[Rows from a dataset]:
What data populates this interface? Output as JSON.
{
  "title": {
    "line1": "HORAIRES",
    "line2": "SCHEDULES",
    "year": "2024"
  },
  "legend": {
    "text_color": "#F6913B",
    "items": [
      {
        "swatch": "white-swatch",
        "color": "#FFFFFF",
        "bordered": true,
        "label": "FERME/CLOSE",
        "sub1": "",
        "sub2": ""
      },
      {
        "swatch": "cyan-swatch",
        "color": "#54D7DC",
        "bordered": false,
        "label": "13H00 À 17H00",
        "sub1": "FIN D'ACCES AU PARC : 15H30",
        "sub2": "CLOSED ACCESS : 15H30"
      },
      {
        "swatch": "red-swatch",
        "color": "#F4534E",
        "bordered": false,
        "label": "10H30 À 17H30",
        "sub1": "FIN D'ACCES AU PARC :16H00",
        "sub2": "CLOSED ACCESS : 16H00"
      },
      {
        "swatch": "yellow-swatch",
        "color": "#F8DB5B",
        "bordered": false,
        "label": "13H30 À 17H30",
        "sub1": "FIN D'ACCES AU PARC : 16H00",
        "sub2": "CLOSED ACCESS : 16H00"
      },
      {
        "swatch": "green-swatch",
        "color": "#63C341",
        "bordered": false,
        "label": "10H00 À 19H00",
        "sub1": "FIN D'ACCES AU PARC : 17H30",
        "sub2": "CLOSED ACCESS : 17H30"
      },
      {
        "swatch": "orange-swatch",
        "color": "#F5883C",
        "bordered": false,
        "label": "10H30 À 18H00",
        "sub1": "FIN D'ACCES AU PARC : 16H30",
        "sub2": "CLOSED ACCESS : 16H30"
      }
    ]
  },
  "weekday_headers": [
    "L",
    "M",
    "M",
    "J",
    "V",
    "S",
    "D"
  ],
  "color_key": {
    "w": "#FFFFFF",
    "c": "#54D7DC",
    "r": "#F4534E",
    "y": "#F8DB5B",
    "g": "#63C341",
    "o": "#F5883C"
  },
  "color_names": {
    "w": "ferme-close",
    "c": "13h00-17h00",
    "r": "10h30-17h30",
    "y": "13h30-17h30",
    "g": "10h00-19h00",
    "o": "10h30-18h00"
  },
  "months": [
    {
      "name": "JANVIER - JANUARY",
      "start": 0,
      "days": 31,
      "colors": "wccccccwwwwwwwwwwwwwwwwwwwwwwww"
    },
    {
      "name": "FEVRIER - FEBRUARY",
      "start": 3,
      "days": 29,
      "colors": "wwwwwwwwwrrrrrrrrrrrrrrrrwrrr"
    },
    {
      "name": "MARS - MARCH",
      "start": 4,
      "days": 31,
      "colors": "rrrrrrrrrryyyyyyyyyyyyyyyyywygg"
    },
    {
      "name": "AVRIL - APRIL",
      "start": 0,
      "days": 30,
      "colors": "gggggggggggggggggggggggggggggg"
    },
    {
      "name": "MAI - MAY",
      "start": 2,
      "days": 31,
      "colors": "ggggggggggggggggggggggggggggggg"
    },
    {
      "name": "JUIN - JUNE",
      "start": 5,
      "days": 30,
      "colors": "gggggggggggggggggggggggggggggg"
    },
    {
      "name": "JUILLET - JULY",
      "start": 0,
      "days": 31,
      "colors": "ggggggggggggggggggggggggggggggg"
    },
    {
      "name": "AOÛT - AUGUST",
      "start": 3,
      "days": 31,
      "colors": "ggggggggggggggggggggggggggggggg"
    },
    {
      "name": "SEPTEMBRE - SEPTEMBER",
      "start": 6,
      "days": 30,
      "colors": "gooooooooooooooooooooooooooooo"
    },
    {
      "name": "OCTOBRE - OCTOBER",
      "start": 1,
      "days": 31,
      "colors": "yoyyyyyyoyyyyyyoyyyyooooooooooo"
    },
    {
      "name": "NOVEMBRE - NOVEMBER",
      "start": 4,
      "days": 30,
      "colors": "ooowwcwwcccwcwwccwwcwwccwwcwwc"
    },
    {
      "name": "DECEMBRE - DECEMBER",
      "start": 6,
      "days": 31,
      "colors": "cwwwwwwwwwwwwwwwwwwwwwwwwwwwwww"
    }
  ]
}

[Required task]: Pull out all lines from the entries above in which the word "CLOSED" appears.

[Result of this exercise]:
        "sub2": "CLOSED ACCESS : 15H30"
        "sub2": "CLOSED ACCESS : 16H00"
        "sub2": "CLOSED ACCESS : 16H00"
        "sub2": "CLOSED ACCESS : 17H30"
        "sub2": "CLOSED ACCESS : 16H30"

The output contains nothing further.